◆ YOUR TASK:
Gather every line from the entries below that includes "with".

------------------------------------------------------------------------

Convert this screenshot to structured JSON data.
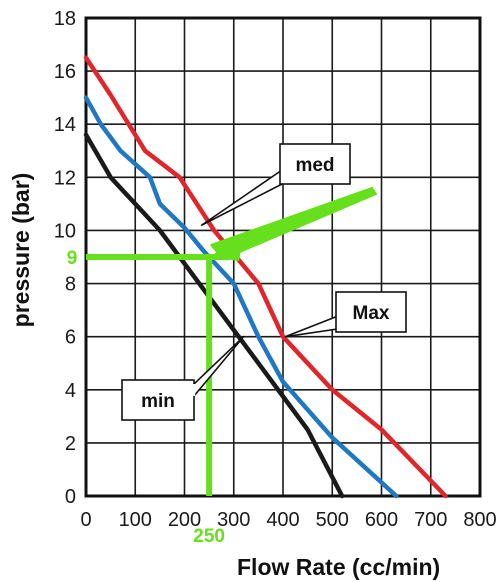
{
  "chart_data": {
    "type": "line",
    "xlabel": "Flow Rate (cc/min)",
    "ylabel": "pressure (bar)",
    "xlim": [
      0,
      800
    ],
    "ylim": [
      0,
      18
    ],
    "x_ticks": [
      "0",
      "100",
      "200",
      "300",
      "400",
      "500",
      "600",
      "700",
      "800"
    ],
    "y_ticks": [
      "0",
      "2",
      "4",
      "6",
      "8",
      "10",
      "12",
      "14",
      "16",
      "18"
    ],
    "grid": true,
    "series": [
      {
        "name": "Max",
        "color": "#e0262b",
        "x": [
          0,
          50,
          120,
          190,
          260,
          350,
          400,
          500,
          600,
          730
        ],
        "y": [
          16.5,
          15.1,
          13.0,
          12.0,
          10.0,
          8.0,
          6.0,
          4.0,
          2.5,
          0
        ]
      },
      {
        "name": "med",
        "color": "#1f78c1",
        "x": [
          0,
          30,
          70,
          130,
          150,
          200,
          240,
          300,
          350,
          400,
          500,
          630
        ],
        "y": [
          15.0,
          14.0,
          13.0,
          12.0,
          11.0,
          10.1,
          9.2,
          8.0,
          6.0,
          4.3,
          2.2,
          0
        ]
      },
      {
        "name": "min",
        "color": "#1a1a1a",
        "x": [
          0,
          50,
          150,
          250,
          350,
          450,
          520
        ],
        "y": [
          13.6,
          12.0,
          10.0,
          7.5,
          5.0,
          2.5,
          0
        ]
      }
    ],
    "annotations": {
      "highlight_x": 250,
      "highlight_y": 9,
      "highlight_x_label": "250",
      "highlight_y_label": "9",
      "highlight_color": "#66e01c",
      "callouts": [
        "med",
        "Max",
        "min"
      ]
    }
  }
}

------------------------------------------------------------------------

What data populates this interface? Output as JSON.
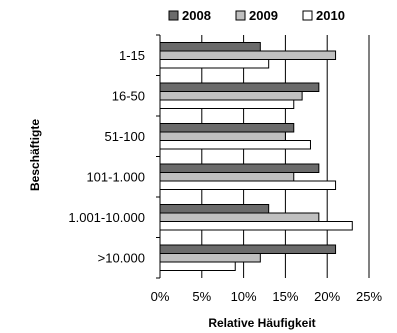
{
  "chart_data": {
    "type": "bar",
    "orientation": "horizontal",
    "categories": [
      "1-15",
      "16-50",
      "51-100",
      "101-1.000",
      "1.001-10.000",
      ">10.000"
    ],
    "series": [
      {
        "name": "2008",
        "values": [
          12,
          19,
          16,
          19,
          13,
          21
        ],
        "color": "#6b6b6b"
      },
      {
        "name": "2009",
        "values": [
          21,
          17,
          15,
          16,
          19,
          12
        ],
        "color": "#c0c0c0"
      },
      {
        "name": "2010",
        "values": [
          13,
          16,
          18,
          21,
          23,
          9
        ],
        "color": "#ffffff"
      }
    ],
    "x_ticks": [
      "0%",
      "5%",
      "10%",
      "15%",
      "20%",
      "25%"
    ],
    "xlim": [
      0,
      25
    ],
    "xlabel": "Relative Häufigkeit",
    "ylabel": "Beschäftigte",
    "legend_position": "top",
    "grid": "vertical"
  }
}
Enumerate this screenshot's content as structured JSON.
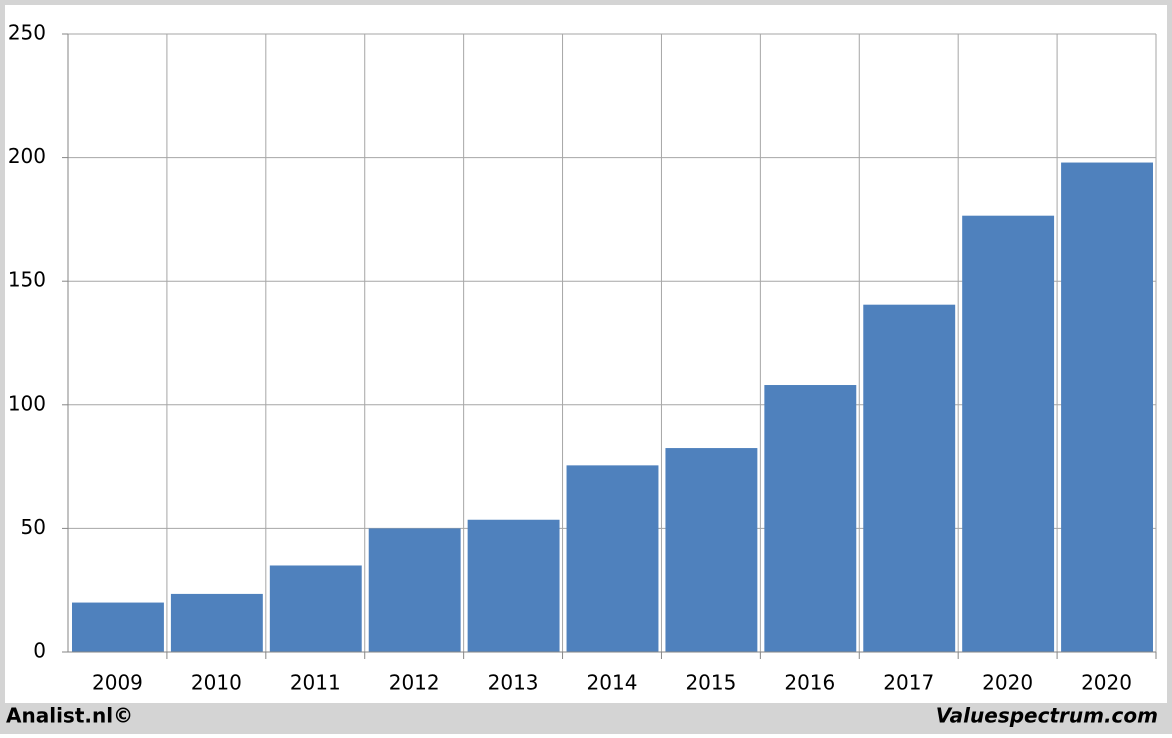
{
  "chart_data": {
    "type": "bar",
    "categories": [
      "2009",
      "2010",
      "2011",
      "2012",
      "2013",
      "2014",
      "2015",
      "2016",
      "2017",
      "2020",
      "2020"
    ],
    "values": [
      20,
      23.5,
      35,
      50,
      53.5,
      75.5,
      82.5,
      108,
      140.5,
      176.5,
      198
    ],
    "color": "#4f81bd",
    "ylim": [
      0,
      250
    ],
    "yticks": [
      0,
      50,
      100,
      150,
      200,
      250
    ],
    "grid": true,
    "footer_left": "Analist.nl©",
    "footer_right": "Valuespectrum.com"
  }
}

------------------------------------------------------------------------

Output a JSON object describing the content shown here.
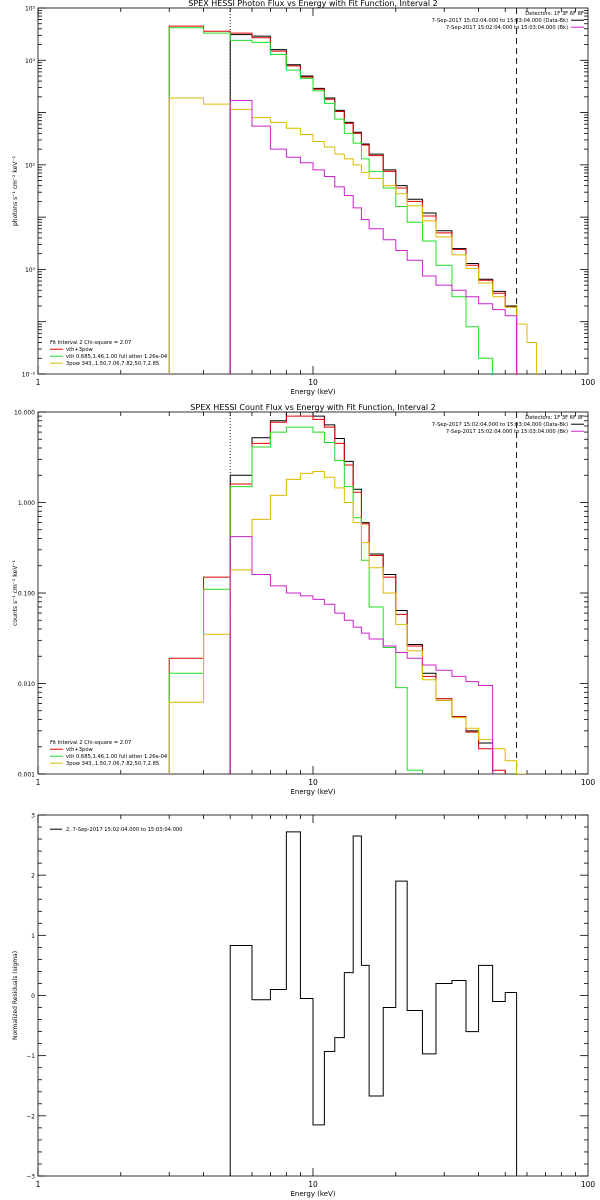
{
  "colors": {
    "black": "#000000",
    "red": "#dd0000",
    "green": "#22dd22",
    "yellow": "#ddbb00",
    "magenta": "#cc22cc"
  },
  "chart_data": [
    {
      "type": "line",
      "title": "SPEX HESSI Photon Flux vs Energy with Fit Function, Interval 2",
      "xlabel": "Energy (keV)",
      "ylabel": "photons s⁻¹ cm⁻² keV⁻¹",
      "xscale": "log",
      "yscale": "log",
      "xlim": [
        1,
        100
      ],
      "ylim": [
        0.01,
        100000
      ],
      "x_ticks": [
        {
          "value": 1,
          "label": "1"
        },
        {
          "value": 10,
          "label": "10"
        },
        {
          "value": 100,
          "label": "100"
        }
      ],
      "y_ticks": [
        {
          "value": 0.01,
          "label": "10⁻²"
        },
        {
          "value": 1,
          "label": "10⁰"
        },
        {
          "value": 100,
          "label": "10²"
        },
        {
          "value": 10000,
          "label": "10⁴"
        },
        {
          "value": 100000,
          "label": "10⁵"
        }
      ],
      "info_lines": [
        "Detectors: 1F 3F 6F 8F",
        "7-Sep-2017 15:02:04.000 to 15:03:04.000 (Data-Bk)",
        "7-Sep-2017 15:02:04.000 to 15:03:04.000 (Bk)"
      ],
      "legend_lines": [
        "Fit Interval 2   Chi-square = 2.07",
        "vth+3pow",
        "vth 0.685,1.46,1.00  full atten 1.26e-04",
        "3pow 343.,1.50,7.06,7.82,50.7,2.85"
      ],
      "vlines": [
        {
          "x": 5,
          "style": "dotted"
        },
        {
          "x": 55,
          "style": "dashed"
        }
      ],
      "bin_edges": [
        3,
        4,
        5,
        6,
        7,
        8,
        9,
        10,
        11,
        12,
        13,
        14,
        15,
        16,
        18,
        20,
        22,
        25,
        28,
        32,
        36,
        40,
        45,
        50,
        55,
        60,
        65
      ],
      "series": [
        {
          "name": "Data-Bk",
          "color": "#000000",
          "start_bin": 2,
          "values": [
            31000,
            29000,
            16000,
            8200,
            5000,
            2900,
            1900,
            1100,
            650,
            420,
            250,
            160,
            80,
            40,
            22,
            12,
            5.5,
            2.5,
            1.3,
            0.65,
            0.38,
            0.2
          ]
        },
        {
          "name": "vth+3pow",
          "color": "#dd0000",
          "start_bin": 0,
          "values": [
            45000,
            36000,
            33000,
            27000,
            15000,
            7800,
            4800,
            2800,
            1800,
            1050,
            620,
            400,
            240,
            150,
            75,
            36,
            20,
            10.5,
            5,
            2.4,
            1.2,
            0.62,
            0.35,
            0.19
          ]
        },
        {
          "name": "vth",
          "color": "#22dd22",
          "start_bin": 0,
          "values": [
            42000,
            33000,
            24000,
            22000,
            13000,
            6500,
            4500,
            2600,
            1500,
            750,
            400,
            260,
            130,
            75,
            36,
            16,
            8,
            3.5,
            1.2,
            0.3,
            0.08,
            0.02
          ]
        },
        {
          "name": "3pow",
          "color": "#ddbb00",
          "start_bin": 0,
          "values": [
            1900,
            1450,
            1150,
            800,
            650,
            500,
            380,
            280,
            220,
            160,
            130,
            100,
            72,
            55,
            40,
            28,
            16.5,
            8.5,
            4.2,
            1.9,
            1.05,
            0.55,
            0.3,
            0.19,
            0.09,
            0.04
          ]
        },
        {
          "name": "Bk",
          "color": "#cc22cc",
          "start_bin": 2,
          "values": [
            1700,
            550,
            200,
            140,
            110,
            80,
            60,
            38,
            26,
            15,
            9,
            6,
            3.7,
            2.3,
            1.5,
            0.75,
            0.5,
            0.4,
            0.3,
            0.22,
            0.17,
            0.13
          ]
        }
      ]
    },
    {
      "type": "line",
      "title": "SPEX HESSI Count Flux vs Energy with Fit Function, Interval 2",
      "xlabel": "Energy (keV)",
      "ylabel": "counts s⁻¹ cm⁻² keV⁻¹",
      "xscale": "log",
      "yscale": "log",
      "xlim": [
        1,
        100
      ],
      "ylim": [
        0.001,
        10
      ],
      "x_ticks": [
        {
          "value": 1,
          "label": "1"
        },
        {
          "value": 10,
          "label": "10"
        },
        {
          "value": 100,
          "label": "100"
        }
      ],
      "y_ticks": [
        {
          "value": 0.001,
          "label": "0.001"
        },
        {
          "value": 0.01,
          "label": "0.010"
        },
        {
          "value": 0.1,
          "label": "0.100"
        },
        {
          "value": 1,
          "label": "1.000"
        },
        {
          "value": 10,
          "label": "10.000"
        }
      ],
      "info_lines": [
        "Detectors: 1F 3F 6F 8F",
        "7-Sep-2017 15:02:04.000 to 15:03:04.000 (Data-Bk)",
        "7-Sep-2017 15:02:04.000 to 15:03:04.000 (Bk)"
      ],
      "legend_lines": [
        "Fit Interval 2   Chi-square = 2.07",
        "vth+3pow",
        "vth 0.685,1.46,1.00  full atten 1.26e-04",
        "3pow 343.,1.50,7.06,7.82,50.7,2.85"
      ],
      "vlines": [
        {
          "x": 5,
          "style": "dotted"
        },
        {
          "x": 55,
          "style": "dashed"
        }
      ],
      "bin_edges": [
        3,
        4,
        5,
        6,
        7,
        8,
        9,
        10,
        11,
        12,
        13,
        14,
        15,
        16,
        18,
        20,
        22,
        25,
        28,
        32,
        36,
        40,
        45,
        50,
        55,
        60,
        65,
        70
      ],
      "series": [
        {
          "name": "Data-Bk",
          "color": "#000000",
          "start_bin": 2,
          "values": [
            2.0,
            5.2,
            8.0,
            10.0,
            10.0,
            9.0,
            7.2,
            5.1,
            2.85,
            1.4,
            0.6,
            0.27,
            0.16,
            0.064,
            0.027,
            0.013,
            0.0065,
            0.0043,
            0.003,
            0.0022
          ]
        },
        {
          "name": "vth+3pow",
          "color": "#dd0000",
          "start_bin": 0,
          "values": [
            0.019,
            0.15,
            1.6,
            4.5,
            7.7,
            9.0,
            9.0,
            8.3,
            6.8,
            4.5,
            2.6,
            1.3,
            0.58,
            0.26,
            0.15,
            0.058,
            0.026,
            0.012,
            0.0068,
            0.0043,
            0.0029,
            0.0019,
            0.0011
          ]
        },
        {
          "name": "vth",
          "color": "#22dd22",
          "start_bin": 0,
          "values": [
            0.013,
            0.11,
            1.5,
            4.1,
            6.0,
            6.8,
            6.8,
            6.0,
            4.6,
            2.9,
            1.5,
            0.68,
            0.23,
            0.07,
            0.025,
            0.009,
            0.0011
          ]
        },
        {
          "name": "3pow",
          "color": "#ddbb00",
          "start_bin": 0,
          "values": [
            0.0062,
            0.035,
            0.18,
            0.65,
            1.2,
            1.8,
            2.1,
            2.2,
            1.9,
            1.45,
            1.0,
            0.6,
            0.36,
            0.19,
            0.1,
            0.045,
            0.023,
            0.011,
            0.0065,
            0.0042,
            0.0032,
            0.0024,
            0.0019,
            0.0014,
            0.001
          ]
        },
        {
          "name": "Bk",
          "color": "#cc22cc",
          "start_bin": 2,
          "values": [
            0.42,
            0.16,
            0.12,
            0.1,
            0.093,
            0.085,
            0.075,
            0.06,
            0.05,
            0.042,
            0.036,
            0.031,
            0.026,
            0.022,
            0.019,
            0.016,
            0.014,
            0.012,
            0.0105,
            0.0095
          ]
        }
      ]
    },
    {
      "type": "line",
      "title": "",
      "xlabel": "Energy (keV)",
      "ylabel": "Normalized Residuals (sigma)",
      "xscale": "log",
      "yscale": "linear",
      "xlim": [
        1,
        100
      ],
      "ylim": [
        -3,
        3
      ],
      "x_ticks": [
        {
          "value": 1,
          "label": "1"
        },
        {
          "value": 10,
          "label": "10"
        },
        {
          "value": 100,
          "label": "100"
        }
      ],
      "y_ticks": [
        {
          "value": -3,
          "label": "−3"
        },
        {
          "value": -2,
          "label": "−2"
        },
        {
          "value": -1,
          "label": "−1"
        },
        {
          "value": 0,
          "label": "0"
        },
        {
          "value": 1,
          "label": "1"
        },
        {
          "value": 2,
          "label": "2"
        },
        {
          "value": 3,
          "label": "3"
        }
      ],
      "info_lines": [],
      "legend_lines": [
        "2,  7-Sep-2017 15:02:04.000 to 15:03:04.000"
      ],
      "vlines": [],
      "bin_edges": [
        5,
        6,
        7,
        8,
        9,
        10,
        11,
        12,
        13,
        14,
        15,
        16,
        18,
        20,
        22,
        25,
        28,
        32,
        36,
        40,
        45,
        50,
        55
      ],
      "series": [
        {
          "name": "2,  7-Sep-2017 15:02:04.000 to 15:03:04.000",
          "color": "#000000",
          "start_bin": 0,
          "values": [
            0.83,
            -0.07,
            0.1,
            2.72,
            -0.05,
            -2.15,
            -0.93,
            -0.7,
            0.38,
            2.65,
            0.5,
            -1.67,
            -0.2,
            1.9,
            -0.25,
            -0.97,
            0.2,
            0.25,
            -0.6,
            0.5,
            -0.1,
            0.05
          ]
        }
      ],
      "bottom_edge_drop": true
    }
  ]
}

------------------------------------------------------------------------

◆ THE RESPONSE:
      "title": "SPEX HESSI Photon Flux vs Energy with Fit Function, Interval 2",
      "title": "SPEX HESSI Count Flux vs Energy with Fit Function, Interval 2",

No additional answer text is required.